WORK TO BE COMPLETED: Could you write out the records below exactly as they appear?

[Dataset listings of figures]

▼▼▼

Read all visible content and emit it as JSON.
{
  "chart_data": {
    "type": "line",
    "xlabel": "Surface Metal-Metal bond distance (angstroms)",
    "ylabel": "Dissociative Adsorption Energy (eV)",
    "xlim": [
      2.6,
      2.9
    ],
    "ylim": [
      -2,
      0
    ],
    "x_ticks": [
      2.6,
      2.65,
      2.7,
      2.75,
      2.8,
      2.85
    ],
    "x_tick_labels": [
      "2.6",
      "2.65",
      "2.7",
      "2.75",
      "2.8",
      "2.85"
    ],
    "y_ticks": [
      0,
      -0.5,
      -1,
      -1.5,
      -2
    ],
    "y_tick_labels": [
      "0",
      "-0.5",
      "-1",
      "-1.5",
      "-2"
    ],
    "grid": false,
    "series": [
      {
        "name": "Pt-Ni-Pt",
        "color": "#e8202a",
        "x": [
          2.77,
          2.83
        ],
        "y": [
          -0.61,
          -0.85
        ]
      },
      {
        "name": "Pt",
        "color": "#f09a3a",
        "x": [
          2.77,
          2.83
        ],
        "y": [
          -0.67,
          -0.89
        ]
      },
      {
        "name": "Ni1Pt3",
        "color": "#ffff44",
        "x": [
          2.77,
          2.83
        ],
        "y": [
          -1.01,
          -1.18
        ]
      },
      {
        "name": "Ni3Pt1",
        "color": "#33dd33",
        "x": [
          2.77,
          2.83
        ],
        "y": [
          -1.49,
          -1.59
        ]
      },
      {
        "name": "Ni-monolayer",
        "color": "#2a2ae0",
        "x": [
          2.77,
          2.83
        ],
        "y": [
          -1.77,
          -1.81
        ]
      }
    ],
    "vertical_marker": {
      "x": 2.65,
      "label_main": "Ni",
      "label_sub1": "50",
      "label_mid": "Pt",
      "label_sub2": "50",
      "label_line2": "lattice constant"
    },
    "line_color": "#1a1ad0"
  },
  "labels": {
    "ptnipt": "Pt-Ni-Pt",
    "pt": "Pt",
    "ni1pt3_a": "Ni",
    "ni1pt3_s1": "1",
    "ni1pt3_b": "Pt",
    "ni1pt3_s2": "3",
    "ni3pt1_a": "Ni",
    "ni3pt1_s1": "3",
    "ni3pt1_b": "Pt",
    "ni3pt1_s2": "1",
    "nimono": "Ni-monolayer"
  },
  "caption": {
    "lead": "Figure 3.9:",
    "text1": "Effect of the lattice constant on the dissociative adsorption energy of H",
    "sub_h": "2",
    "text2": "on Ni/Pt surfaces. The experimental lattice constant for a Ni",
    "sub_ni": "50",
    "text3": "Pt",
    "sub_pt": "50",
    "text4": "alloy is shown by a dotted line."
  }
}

▲▲▲

FULL ANSWER:
Read all visible content and emit it as JSON.
{
  "chart_data": {
    "type": "line",
    "xlabel": "Surface Metal-Metal bond distance (angstroms)",
    "ylabel": "Dissociative Adsorption Energy (eV)",
    "xlim": [
      2.6,
      2.9
    ],
    "ylim": [
      -2,
      0
    ],
    "x_ticks": [
      2.6,
      2.65,
      2.7,
      2.75,
      2.8,
      2.85
    ],
    "x_tick_labels": [
      "2.6",
      "2.65",
      "2.7",
      "2.75",
      "2.8",
      "2.85"
    ],
    "y_ticks": [
      0,
      -0.5,
      -1,
      -1.5,
      -2
    ],
    "y_tick_labels": [
      "0",
      "-0.5",
      "-1",
      "-1.5",
      "-2"
    ],
    "grid": false,
    "series": [
      {
        "name": "Pt-Ni-Pt",
        "color": "#e8202a",
        "x": [
          2.77,
          2.83
        ],
        "y": [
          -0.61,
          -0.85
        ]
      },
      {
        "name": "Pt",
        "color": "#f09a3a",
        "x": [
          2.77,
          2.83
        ],
        "y": [
          -0.67,
          -0.89
        ]
      },
      {
        "name": "Ni1Pt3",
        "color": "#ffff44",
        "x": [
          2.77,
          2.83
        ],
        "y": [
          -1.01,
          -1.18
        ]
      },
      {
        "name": "Ni3Pt1",
        "color": "#33dd33",
        "x": [
          2.77,
          2.83
        ],
        "y": [
          -1.49,
          -1.59
        ]
      },
      {
        "name": "Ni-monolayer",
        "color": "#2a2ae0",
        "x": [
          2.77,
          2.83
        ],
        "y": [
          -1.77,
          -1.81
        ]
      }
    ],
    "vertical_marker": {
      "x": 2.65,
      "label_main": "Ni",
      "label_sub1": "50",
      "label_mid": "Pt",
      "label_sub2": "50",
      "label_line2": "lattice constant"
    },
    "line_color": "#1a1ad0"
  },
  "labels": {
    "ptnipt": "Pt-Ni-Pt",
    "pt": "Pt",
    "ni1pt3_a": "Ni",
    "ni1pt3_s1": "1",
    "ni1pt3_b": "Pt",
    "ni1pt3_s2": "3",
    "ni3pt1_a": "Ni",
    "ni3pt1_s1": "3",
    "ni3pt1_b": "Pt",
    "ni3pt1_s2": "1",
    "nimono": "Ni-monolayer"
  },
  "caption": {
    "lead": "Figure 3.9:",
    "text1": "Effect of the lattice constant on the dissociative adsorption energy of H",
    "sub_h": "2",
    "text2": "on Ni/Pt surfaces. The experimental lattice constant for a Ni",
    "sub_ni": "50",
    "text3": "Pt",
    "sub_pt": "50",
    "text4": "alloy is shown by a dotted line."
  }
}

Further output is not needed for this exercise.